**WRITTEN REQUEST:** What follows is a block of records; reproduce all of it verbatim.

|---|

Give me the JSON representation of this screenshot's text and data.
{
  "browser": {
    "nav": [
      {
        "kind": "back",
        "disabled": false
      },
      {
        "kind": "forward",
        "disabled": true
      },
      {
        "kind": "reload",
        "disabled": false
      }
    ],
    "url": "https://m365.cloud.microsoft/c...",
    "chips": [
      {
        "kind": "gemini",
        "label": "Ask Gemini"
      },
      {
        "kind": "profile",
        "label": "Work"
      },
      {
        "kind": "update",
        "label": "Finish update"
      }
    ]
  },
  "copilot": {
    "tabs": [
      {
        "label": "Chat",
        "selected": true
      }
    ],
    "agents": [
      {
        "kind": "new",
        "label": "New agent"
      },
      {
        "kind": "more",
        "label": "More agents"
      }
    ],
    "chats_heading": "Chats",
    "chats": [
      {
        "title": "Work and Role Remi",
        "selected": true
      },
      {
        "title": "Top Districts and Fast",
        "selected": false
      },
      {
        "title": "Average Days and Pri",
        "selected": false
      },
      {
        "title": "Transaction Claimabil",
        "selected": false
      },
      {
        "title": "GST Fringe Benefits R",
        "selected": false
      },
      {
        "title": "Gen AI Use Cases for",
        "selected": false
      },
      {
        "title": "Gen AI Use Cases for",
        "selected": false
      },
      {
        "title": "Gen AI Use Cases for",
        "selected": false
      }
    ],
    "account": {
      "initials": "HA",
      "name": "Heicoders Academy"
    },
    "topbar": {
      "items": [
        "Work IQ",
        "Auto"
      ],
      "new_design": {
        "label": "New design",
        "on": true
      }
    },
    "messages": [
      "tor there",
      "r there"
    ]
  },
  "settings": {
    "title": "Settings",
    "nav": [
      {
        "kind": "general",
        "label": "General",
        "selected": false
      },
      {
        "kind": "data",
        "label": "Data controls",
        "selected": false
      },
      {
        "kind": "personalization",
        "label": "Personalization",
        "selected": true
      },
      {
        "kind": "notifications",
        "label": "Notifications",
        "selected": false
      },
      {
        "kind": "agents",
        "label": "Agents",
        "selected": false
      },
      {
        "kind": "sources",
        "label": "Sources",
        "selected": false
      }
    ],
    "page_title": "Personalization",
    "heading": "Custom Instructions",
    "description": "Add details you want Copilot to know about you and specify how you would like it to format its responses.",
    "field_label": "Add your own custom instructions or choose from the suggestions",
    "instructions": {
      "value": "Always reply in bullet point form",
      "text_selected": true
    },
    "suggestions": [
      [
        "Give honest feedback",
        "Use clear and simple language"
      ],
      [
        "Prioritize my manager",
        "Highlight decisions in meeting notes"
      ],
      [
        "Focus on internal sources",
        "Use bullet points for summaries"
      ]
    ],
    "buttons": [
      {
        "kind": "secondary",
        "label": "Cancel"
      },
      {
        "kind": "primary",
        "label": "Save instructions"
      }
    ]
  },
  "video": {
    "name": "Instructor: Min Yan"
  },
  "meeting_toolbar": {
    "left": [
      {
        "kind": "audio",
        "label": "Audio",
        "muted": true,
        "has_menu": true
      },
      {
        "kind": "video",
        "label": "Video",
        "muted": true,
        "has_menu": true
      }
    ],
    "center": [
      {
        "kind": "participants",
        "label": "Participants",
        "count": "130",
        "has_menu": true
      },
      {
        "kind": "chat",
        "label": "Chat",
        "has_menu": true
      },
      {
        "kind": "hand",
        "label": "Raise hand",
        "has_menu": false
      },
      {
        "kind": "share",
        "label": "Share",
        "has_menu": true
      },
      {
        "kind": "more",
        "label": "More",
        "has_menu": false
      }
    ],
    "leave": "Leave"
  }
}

|---|

**WORKED SOLUTION:**
Give me the JSON representation of this screenshot's text and data.
{
  "browser": {
    "nav": [
      {
        "kind": "back",
        "disabled": false
      },
      {
        "kind": "forward",
        "disabled": true
      },
      {
        "kind": "reload",
        "disabled": false
      }
    ],
    "url": "https://m365.cloud.microsoft/c...",
    "chips": [
      {
        "kind": "gemini",
        "label": "Ask Gemini"
      },
      {
        "kind": "profile",
        "label": "Work"
      },
      {
        "kind": "update",
        "label": "Finish update"
      }
    ]
  },
  "copilot": {
    "tabs": [
      {
        "label": "Chat",
        "selected": true
      }
    ],
    "agents": [
      {
        "kind": "new",
        "label": "New agent"
      },
      {
        "kind": "more",
        "label": "More agents"
      }
    ],
    "chats_heading": "Chats",
    "chats": [
      {
        "title": "Work and Role Remi",
        "selected": true
      },
      {
        "title": "Top Districts and Fast",
        "selected": false
      },
      {
        "title": "Average Days and Pri",
        "selected": false
      },
      {
        "title": "Transaction Claimabil",
        "selected": false
      },
      {
        "title": "GST Fringe Benefits R",
        "selected": false
      },
      {
        "title": "Gen AI Use Cases for",
        "selected": false
      },
      {
        "title": "Gen AI Use Cases for",
        "selected": false
      },
      {
        "title": "Gen AI Use Cases for",
        "selected": false
      }
    ],
    "account": {
      "initials": "HA",
      "name": "Heicoders Academy"
    },
    "topbar": {
      "items": [
        "Work IQ",
        "Auto"
      ],
      "new_design": {
        "label": "New design",
        "on": true
      }
    },
    "messages": [
      "tor there",
      "r there"
    ]
  },
  "settings": {
    "title": "Settings",
    "nav": [
      {
        "kind": "general",
        "label": "General",
        "selected": false
      },
      {
        "kind": "data",
        "label": "Data controls",
        "selected": false
      },
      {
        "kind": "personalization",
        "label": "Personalization",
        "selected": true
      },
      {
        "kind": "notifications",
        "label": "Notifications",
        "selected": false
      },
      {
        "kind": "agents",
        "label": "Agents",
        "selected": false
      },
      {
        "kind": "sources",
        "label": "Sources",
        "selected": false
      }
    ],
    "page_title": "Personalization",
    "heading": "Custom Instructions",
    "description": "Add details you want Copilot to know about you and specify how you would like it to format its responses.",
    "field_label": "Add your own custom instructions or choose from the suggestions",
    "instructions": {
      "value": "Always reply in bullet point form",
      "text_selected": true
    },
    "suggestions": [
      [
        "Give honest feedback",
        "Use clear and simple language"
      ],
      [
        "Prioritize my manager",
        "Highlight decisions in meeting notes"
      ],
      [
        "Focus on internal sources",
        "Use bullet points for summaries"
      ]
    ],
    "buttons": [
      {
        "kind": "secondary",
        "label": "Cancel"
      },
      {
        "kind": "primary",
        "label": "Save instructions"
      }
    ]
  },
  "video": {
    "name": "Instructor: Min Yan"
  },
  "meeting_toolbar": {
    "left": [
      {
        "kind": "audio",
        "label": "Audio",
        "muted": true,
        "has_menu": true
      },
      {
        "kind": "video",
        "label": "Video",
        "muted": true,
        "has_menu": true
      }
    ],
    "center": [
      {
        "kind": "participants",
        "label": "Participants",
        "count": "130",
        "has_menu": true
      },
      {
        "kind": "chat",
        "label": "Chat",
        "has_menu": true
      },
      {
        "kind": "hand",
        "label": "Raise hand",
        "has_menu": false
      },
      {
        "kind": "share",
        "label": "Share",
        "has_menu": true
      },
      {
        "kind": "more",
        "label": "More",
        "has_menu": false
      }
    ],
    "leave": "Leave"
  }
}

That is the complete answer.